| Exercise brief |
Please copy the lines from the line with "329, 75, 384]" up to and including the line with "303, 277, 323]", keeping them exactly as they appear.

| Data extract |

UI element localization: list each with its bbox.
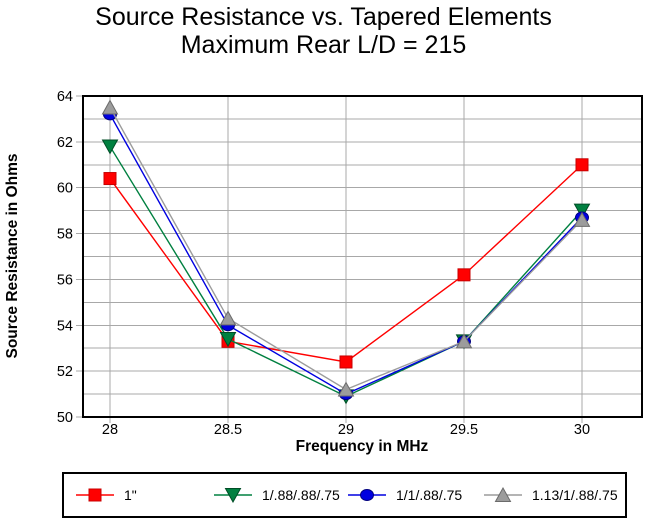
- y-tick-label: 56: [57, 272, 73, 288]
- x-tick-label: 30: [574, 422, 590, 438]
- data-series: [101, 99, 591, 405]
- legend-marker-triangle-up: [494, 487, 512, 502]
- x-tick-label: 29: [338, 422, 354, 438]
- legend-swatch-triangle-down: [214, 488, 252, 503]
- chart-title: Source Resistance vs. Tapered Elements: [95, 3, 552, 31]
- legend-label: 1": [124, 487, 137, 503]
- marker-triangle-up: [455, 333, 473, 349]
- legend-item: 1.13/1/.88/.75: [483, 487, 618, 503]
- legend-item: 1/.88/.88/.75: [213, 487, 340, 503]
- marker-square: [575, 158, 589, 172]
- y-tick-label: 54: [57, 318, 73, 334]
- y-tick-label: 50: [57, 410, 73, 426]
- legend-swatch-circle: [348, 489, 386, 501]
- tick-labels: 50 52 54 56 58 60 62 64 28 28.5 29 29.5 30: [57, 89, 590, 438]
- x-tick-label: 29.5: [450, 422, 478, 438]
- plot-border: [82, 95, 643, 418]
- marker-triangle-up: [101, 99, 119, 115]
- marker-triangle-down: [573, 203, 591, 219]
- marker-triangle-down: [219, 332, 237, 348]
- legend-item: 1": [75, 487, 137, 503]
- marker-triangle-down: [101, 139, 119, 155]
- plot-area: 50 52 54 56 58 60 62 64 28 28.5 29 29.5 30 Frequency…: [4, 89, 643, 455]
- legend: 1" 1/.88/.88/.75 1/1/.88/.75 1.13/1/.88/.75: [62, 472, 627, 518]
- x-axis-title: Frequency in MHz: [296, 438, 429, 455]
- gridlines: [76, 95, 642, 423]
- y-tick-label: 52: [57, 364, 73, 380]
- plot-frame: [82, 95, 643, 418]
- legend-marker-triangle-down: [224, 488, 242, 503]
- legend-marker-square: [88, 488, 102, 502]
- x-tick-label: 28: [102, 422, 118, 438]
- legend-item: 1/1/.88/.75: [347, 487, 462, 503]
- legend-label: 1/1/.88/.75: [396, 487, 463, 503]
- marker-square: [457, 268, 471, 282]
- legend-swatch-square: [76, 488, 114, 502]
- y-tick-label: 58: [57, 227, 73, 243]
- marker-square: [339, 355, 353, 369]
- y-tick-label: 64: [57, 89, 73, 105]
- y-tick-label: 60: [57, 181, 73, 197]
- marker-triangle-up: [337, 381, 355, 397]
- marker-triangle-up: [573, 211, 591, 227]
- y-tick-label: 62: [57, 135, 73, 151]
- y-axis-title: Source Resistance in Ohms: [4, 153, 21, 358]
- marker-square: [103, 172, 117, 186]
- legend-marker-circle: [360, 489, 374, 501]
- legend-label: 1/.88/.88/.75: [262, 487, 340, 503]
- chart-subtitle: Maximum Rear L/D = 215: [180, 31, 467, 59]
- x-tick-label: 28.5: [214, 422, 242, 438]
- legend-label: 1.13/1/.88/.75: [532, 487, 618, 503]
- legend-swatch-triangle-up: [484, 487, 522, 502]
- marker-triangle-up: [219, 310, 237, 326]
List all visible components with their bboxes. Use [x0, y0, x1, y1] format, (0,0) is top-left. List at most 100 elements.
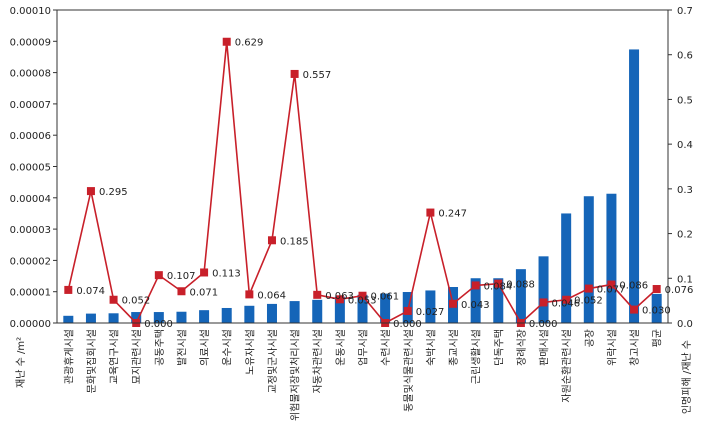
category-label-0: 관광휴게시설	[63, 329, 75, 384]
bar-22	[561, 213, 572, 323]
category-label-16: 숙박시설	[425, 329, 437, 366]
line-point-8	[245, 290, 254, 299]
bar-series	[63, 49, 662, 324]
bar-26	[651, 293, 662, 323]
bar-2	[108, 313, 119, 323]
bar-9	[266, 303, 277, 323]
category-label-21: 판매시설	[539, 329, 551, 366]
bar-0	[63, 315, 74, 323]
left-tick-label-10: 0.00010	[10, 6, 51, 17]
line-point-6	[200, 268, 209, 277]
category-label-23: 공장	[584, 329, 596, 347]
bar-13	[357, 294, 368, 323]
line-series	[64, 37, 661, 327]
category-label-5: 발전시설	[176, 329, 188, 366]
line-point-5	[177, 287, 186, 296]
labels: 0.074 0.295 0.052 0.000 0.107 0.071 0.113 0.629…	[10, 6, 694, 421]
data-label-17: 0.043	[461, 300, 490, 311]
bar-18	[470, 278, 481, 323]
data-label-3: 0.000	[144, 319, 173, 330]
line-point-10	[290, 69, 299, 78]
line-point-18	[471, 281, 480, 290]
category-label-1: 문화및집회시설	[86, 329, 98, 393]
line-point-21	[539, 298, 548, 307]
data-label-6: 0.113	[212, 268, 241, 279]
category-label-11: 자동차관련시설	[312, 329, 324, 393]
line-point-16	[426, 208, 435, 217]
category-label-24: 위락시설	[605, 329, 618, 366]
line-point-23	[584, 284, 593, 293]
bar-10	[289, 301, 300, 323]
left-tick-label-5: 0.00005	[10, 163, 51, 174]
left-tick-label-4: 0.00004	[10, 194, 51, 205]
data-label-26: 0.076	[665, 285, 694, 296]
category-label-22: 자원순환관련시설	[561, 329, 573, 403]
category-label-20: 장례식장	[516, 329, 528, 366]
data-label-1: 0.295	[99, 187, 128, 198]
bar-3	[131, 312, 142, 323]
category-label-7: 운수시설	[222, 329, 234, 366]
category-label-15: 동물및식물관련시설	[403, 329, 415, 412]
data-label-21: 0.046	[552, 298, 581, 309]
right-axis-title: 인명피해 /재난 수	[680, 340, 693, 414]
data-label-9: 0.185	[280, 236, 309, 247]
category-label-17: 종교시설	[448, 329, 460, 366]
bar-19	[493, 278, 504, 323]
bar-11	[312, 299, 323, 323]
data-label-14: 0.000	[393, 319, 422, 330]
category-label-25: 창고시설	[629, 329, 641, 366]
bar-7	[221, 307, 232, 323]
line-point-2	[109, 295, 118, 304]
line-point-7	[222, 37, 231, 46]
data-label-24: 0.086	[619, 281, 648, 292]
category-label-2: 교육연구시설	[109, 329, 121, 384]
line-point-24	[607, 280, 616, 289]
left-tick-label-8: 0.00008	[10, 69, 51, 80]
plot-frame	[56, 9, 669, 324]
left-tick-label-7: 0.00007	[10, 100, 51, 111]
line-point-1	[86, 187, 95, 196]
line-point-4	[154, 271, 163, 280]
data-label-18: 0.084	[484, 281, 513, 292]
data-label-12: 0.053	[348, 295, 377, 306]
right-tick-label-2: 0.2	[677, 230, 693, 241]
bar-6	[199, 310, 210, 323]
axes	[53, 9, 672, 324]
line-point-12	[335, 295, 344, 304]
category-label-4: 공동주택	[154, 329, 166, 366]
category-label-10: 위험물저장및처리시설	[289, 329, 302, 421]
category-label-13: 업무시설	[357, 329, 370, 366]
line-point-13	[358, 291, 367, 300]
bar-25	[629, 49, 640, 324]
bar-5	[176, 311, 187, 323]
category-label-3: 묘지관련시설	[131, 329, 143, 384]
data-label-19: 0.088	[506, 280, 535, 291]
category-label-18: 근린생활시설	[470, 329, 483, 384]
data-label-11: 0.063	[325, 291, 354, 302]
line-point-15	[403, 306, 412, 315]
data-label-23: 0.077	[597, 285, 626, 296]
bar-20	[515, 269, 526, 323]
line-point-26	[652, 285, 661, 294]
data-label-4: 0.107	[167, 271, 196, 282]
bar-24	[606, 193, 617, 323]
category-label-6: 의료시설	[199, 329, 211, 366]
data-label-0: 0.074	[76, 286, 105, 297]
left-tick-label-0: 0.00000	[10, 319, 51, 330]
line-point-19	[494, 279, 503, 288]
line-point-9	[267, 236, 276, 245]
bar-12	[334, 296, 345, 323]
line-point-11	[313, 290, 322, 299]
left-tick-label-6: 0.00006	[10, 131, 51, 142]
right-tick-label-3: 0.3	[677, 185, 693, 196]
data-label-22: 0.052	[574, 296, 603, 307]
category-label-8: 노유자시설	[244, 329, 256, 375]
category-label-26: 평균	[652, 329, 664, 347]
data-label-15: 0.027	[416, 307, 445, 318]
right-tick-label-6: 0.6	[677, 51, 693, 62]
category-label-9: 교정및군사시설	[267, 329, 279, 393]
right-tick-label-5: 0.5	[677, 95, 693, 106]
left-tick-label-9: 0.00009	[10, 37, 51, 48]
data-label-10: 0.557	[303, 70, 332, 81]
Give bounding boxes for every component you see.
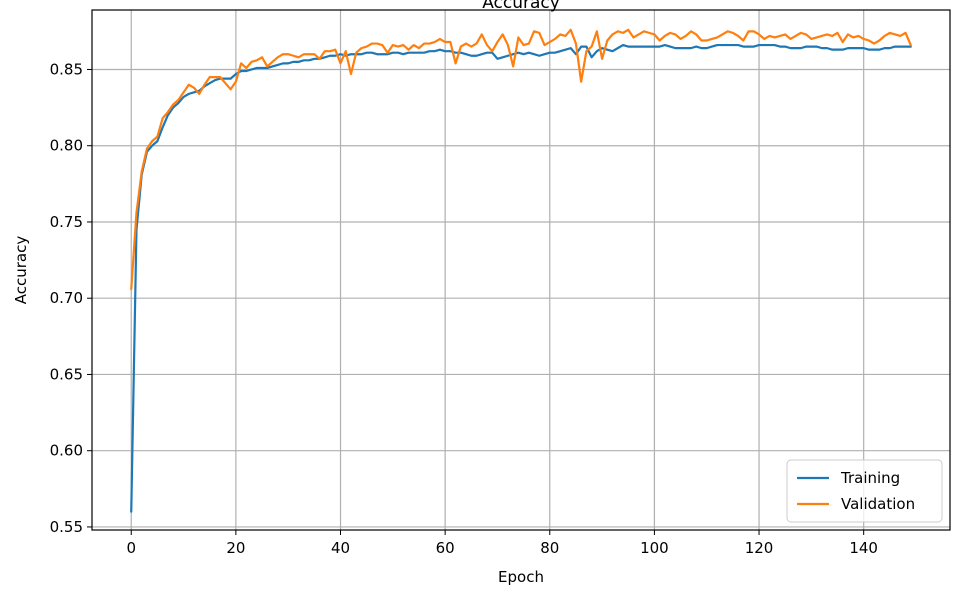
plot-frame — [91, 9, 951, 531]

| Response |
category-label-0: 관광휴게시설	[63, 329, 75, 384]
bar-22	[561, 213, 572, 323]
category-label-16: 숙박시설	[425, 329, 437, 366]
line-point-8	[245, 290, 254, 299]
bar-series	[63, 49, 662, 324]
bar-26	[651, 293, 662, 323]
bar-2	[108, 313, 119, 323]
bar-9	[266, 303, 277, 323]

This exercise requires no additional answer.